___ Data ___
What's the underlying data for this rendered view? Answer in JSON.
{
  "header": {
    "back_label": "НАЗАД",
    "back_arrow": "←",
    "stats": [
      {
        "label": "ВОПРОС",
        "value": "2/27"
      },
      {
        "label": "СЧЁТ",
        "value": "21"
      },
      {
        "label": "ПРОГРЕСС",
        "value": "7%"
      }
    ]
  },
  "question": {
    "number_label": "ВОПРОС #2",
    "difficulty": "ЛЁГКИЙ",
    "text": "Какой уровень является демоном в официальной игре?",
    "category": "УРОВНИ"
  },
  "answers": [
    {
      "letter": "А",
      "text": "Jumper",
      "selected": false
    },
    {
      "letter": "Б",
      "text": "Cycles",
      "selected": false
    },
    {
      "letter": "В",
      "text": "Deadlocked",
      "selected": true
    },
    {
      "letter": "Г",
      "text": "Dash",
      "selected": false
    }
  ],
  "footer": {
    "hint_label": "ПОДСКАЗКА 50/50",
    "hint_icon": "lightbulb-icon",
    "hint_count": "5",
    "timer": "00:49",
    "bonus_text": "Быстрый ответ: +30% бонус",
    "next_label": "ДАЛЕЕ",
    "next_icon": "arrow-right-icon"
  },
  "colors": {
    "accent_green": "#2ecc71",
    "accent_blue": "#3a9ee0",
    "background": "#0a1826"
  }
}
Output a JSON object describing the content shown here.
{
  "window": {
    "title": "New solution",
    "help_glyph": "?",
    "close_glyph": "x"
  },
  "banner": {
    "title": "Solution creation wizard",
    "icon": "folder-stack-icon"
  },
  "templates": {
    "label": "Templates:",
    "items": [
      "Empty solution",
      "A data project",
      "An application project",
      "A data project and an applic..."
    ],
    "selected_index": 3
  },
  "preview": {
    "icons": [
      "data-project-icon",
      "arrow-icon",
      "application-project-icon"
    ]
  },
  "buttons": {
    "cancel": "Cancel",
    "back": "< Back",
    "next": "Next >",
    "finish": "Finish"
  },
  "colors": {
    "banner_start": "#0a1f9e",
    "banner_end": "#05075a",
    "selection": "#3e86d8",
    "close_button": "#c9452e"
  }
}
___
Instructions for the task:
Copy out all of the records shown above exactly.

The output:
What's the underlying data for this rendered view? Answer in JSON.
{
  "header": {
    "back_label": "НАЗАД",
    "back_arrow": "←",
    "stats": [
      {
        "label": "ВОПРОС",
        "value": "2/27"
      },
      {
        "label": "СЧЁТ",
        "value": "21"
      },
      {
        "label": "ПРОГРЕСС",
        "value": "7%"
      }
    ]
  },
  "question": {
    "number_label": "ВОПРОС #2",
    "difficulty": "ЛЁГКИЙ",
    "text": "Какой уровень является демоном в официальной игре?",
    "category": "УРОВНИ"
  },
  "answers": [
    {
      "letter": "А",
      "text": "Jumper",
      "selected": false
    },
    {
      "letter": "Б",
      "text": "Cycles",
      "selected": false
    },
    {
      "letter": "В",
      "text": "Deadlocked",
      "selected": true
    },
    {
      "letter": "Г",
      "text": "Dash",
      "selected": false
    }
  ],
  "footer": {
    "hint_label": "ПОДСКАЗКА 50/50",
    "hint_icon": "lightbulb-icon",
    "hint_count": "5",
    "timer": "00:49",
    "bonus_text": "Быстрый ответ: +30% бонус",
    "next_label": "ДАЛЕЕ",
    "next_icon": "arrow-right-icon"
  },
  "colors": {
    "accent_green": "#2ecc71",
    "accent_blue": "#3a9ee0",
    "background": "#0a1826"
  }
}
Output a JSON object describing the content shown here.
{
  "window": {
    "title": "New solution",
    "help_glyph": "?",
    "close_glyph": "x"
  },
  "banner": {
    "title": "Solution creation wizard",
    "icon": "folder-stack-icon"
  },
  "templates": {
    "label": "Templates:",
    "items": [
      "Empty solution",
      "A data project",
      "An application project",
      "A data project and an applic..."
    ],
    "selected_index": 3
  },
  "preview": {
    "icons": [
      "data-project-icon",
      "arrow-icon",
      "application-project-icon"
    ]
  },
  "buttons": {
    "cancel": "Cancel",
    "back": "< Back",
    "next": "Next >",
    "finish": "Finish"
  },
  "colors": {
    "banner_start": "#0a1f9e",
    "banner_end": "#05075a",
    "selection": "#3e86d8",
    "close_button": "#c9452e"
  }
}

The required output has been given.